▸ Set task:
Copy every line that mentions the word "рассказ".

▸ Working data:
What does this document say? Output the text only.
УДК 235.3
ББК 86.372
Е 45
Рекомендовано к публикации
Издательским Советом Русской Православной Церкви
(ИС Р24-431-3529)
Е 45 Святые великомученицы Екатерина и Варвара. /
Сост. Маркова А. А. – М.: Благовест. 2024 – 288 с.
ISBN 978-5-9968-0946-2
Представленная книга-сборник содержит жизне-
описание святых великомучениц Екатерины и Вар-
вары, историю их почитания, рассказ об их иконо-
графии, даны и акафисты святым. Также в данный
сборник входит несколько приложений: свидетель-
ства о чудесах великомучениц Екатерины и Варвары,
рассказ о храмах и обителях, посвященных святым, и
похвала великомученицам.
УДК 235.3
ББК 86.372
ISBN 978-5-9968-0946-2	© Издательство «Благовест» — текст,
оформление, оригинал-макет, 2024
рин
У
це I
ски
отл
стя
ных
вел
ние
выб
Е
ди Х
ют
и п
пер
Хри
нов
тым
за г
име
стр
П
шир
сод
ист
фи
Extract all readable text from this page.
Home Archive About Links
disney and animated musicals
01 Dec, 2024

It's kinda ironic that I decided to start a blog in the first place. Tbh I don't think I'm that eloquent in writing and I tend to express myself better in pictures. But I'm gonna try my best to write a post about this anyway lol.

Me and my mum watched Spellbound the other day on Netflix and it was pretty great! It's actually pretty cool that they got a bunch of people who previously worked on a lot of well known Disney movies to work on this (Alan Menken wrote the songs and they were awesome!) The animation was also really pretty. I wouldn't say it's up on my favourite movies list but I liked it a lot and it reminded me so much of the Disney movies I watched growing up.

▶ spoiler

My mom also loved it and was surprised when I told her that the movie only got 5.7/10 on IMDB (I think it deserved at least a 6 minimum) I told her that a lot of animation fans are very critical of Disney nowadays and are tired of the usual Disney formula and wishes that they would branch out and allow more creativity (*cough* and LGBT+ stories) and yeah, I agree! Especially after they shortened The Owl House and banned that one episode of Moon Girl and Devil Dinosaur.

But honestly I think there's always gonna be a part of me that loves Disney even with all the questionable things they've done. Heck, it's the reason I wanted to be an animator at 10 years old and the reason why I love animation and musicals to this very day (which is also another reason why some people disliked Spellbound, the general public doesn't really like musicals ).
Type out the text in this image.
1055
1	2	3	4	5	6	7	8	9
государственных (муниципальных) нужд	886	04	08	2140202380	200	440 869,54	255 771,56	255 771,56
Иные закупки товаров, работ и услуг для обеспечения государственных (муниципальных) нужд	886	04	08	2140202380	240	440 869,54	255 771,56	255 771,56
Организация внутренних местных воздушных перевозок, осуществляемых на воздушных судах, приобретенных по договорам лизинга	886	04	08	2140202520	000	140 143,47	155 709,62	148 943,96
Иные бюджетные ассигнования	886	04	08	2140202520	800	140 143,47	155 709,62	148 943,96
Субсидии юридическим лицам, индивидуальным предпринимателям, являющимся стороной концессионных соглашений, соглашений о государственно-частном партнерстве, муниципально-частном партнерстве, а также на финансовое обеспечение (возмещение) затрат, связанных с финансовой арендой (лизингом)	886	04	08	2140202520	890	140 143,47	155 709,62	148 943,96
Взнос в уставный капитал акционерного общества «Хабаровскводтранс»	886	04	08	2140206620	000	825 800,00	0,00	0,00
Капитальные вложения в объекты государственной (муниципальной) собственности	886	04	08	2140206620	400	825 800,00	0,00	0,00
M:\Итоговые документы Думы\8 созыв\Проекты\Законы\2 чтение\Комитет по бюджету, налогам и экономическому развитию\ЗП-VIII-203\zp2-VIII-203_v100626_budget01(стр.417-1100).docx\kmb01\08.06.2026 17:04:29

▸ Task output:
вары, историю их почитания, рассказ об их иконо-
рассказ о храмах и обителях, посвященных святым, и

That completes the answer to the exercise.